— BEGIN The input —

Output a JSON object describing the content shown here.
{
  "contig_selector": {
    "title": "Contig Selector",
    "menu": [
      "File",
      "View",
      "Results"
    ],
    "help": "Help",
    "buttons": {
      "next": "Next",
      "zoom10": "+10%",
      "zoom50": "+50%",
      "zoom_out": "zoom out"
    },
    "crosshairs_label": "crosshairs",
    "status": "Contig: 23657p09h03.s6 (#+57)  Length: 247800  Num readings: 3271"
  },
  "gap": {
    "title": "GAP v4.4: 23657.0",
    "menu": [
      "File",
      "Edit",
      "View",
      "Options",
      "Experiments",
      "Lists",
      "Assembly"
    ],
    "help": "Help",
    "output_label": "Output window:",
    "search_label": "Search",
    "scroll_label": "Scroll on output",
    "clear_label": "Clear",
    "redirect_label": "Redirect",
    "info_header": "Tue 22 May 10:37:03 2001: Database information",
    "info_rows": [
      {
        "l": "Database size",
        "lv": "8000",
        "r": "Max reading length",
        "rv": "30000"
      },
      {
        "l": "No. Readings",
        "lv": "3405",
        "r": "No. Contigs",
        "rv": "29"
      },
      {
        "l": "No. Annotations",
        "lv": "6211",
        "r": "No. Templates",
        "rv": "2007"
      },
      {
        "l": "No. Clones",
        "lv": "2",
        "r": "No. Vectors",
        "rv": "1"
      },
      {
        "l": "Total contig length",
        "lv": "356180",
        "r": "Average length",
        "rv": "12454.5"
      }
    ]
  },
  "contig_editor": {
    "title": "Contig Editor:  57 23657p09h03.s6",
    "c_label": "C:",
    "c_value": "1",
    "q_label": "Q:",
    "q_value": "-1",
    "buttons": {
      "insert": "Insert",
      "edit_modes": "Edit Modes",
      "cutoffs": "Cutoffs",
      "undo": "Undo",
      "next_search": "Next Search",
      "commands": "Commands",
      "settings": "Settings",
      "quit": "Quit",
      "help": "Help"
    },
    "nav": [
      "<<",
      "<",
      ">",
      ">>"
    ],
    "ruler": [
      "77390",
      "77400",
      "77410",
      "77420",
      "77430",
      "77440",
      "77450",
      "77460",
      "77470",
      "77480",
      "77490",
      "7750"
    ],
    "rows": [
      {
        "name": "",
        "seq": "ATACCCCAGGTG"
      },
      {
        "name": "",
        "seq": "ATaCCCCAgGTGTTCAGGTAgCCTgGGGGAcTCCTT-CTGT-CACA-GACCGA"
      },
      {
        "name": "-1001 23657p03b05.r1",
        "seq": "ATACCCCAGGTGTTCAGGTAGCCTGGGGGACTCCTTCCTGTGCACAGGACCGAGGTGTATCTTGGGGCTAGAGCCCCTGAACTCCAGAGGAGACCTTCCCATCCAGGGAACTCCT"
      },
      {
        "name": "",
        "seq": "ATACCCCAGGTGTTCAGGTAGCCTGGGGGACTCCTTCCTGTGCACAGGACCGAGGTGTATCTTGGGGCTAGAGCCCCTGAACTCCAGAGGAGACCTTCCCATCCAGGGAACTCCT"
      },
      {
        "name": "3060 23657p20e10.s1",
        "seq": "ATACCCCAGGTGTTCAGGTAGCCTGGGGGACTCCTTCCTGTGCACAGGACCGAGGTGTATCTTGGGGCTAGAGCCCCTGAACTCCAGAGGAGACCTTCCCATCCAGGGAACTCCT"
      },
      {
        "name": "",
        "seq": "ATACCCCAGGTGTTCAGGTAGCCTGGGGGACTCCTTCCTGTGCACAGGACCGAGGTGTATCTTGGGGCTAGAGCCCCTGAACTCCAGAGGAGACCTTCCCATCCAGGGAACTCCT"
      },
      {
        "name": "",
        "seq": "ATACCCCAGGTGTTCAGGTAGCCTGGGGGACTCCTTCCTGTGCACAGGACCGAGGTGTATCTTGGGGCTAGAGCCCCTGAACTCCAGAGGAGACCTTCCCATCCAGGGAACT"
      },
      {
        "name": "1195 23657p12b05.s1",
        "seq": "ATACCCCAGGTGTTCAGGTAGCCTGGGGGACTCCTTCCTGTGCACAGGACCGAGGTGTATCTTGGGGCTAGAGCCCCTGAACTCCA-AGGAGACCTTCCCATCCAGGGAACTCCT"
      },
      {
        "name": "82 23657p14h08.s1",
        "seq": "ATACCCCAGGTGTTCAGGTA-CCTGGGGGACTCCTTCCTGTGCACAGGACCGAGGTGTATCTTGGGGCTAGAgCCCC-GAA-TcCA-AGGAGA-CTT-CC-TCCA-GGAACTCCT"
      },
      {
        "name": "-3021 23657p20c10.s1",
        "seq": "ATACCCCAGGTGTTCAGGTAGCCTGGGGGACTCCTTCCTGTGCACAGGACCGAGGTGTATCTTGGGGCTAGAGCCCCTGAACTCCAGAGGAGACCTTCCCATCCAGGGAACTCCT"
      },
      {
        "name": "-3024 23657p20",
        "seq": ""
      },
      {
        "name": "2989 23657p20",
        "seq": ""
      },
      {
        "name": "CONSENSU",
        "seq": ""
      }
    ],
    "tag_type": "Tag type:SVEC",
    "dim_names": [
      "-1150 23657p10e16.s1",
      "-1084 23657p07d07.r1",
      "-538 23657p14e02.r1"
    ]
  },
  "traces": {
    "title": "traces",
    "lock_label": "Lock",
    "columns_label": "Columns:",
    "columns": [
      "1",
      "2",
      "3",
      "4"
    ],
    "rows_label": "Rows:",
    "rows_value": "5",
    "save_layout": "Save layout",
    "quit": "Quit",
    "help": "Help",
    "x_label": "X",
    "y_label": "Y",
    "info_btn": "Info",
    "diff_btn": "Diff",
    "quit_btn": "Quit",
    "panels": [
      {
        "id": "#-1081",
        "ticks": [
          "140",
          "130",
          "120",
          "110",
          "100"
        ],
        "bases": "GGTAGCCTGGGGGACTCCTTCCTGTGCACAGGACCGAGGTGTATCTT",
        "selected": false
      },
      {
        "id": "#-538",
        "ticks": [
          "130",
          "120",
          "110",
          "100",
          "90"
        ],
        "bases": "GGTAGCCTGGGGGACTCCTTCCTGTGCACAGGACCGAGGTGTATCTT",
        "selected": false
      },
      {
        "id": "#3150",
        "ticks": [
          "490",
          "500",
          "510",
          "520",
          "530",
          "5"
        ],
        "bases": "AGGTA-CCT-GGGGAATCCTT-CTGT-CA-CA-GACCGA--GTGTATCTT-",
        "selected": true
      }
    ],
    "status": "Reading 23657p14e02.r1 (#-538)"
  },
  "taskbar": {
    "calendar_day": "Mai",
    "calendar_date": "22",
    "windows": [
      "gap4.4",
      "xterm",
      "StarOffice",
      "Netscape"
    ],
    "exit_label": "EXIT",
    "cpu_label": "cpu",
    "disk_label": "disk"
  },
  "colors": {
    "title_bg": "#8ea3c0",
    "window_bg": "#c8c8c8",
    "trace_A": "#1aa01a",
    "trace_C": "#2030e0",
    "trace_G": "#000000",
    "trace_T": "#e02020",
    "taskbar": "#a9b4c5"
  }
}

— END The input —

Output all of the material exactly as written.

### Response
Output a JSON object describing the content shown here.
{
  "contig_selector": {
    "title": "Contig Selector",
    "menu": [
      "File",
      "View",
      "Results"
    ],
    "help": "Help",
    "buttons": {
      "next": "Next",
      "zoom10": "+10%",
      "zoom50": "+50%",
      "zoom_out": "zoom out"
    },
    "crosshairs_label": "crosshairs",
    "status": "Contig: 23657p09h03.s6 (#+57)  Length: 247800  Num readings: 3271"
  },
  "gap": {
    "title": "GAP v4.4: 23657.0",
    "menu": [
      "File",
      "Edit",
      "View",
      "Options",
      "Experiments",
      "Lists",
      "Assembly"
    ],
    "help": "Help",
    "output_label": "Output window:",
    "search_label": "Search",
    "scroll_label": "Scroll on output",
    "clear_label": "Clear",
    "redirect_label": "Redirect",
    "info_header": "Tue 22 May 10:37:03 2001: Database information",
    "info_rows": [
      {
        "l": "Database size",
        "lv": "8000",
        "r": "Max reading length",
        "rv": "30000"
      },
      {
        "l": "No. Readings",
        "lv": "3405",
        "r": "No. Contigs",
        "rv": "29"
      },
      {
        "l": "No. Annotations",
        "lv": "6211",
        "r": "No. Templates",
        "rv": "2007"
      },
      {
        "l": "No. Clones",
        "lv": "2",
        "r": "No. Vectors",
        "rv": "1"
      },
      {
        "l": "Total contig length",
        "lv": "356180",
        "r": "Average length",
        "rv": "12454.5"
      }
    ]
  },
  "contig_editor": {
    "title": "Contig Editor:  57 23657p09h03.s6",
    "c_label": "C:",
    "c_value": "1",
    "q_label": "Q:",
    "q_value": "-1",
    "buttons": {
      "insert": "Insert",
      "edit_modes": "Edit Modes",
      "cutoffs": "Cutoffs",
      "undo": "Undo",
      "next_search": "Next Search",
      "commands": "Commands",
      "settings": "Settings",
      "quit": "Quit",
      "help": "Help"
    },
    "nav": [
      "<<",
      "<",
      ">",
      ">>"
    ],
    "ruler": [
      "77390",
      "77400",
      "77410",
      "77420",
      "77430",
      "77440",
      "77450",
      "77460",
      "77470",
      "77480",
      "77490",
      "7750"
    ],
    "rows": [
      {
        "name": "",
        "seq": "ATACCCCAGGTG"
      },
      {
        "name": "",
        "seq": "ATaCCCCAgGTGTTCAGGTAgCCTgGGGGAcTCCTT-CTGT-CACA-GACCGA"
      },
      {
        "name": "-1001 23657p03b05.r1",
        "seq": "ATACCCCAGGTGTTCAGGTAGCCTGGGGGACTCCTTCCTGTGCACAGGACCGAGGTGTATCTTGGGGCTAGAGCCCCTGAACTCCAGAGGAGACCTTCCCATCCAGGGAACTCCT"
      },
      {
        "name": "",
        "seq": "ATACCCCAGGTGTTCAGGTAGCCTGGGGGACTCCTTCCTGTGCACAGGACCGAGGTGTATCTTGGGGCTAGAGCCCCTGAACTCCAGAGGAGACCTTCCCATCCAGGGAACTCCT"
      },
      {
        "name": "3060 23657p20e10.s1",
        "seq": "ATACCCCAGGTGTTCAGGTAGCCTGGGGGACTCCTTCCTGTGCACAGGACCGAGGTGTATCTTGGGGCTAGAGCCCCTGAACTCCAGAGGAGACCTTCCCATCCAGGGAACTCCT"
      },
      {
        "name": "",
        "seq": "ATACCCCAGGTGTTCAGGTAGCCTGGGGGACTCCTTCCTGTGCACAGGACCGAGGTGTATCTTGGGGCTAGAGCCCCTGAACTCCAGAGGAGACCTTCCCATCCAGGGAACTCCT"
      },
      {
        "name": "",
        "seq": "ATACCCCAGGTGTTCAGGTAGCCTGGGGGACTCCTTCCTGTGCACAGGACCGAGGTGTATCTTGGGGCTAGAGCCCCTGAACTCCAGAGGAGACCTTCCCATCCAGGGAACT"
      },
      {
        "name": "1195 23657p12b05.s1",
        "seq": "ATACCCCAGGTGTTCAGGTAGCCTGGGGGACTCCTTCCTGTGCACAGGACCGAGGTGTATCTTGGGGCTAGAGCCCCTGAACTCCA-AGGAGACCTTCCCATCCAGGGAACTCCT"
      },
      {
        "name": "82 23657p14h08.s1",
        "seq": "ATACCCCAGGTGTTCAGGTA-CCTGGGGGACTCCTTCCTGTGCACAGGACCGAGGTGTATCTTGGGGCTAGAgCCCC-GAA-TcCA-AGGAGA-CTT-CC-TCCA-GGAACTCCT"
      },
      {
        "name": "-3021 23657p20c10.s1",
        "seq": "ATACCCCAGGTGTTCAGGTAGCCTGGGGGACTCCTTCCTGTGCACAGGACCGAGGTGTATCTTGGGGCTAGAGCCCCTGAACTCCAGAGGAGACCTTCCCATCCAGGGAACTCCT"
      },
      {
        "name": "-3024 23657p20",
        "seq": ""
      },
      {
        "name": "2989 23657p20",
        "seq": ""
      },
      {
        "name": "CONSENSU",
        "seq": ""
      }
    ],
    "tag_type": "Tag type:SVEC",
    "dim_names": [
      "-1150 23657p10e16.s1",
      "-1084 23657p07d07.r1",
      "-538 23657p14e02.r1"
    ]
  },
  "traces": {
    "title": "traces",
    "lock_label": "Lock",
    "columns_label": "Columns:",
    "columns": [
      "1",
      "2",
      "3",
      "4"
    ],
    "rows_label": "Rows:",
    "rows_value": "5",
    "save_layout": "Save layout",
    "quit": "Quit",
    "help": "Help",
    "x_label": "X",
    "y_label": "Y",
    "info_btn": "Info",
    "diff_btn": "Diff",
    "quit_btn": "Quit",
    "panels": [
      {
        "id": "#-1081",
        "ticks": [
          "140",
          "130",
          "120",
          "110",
          "100"
        ],
        "bases": "GGTAGCCTGGGGGACTCCTTCCTGTGCACAGGACCGAGGTGTATCTT",
        "selected": false
      },
      {
        "id": "#-538",
        "ticks": [
          "130",
          "120",
          "110",
          "100",
          "90"
        ],
        "bases": "GGTAGCCTGGGGGACTCCTTCCTGTGCACAGGACCGAGGTGTATCTT",
        "selected": false
      },
      {
        "id": "#3150",
        "ticks": [
          "490",
          "500",
          "510",
          "520",
          "530",
          "5"
        ],
        "bases": "AGGTA-CCT-GGGGAATCCTT-CTGT-CA-CA-GACCGA--GTGTATCTT-",
        "selected": true
      }
    ],
    "status": "Reading 23657p14e02.r1 (#-538)"
  },
  "taskbar": {
    "calendar_day": "Mai",
    "calendar_date": "22",
    "windows": [
      "gap4.4",
      "xterm",
      "StarOffice",
      "Netscape"
    ],
    "exit_label": "EXIT",
    "cpu_label": "cpu",
    "disk_label": "disk"
  },
  "colors": {
    "title_bg": "#8ea3c0",
    "window_bg": "#c8c8c8",
    "trace_A": "#1aa01a",
    "trace_C": "#2030e0",
    "trace_G": "#000000",
    "trace_T": "#e02020",
    "taskbar": "#a9b4c5"
  }
}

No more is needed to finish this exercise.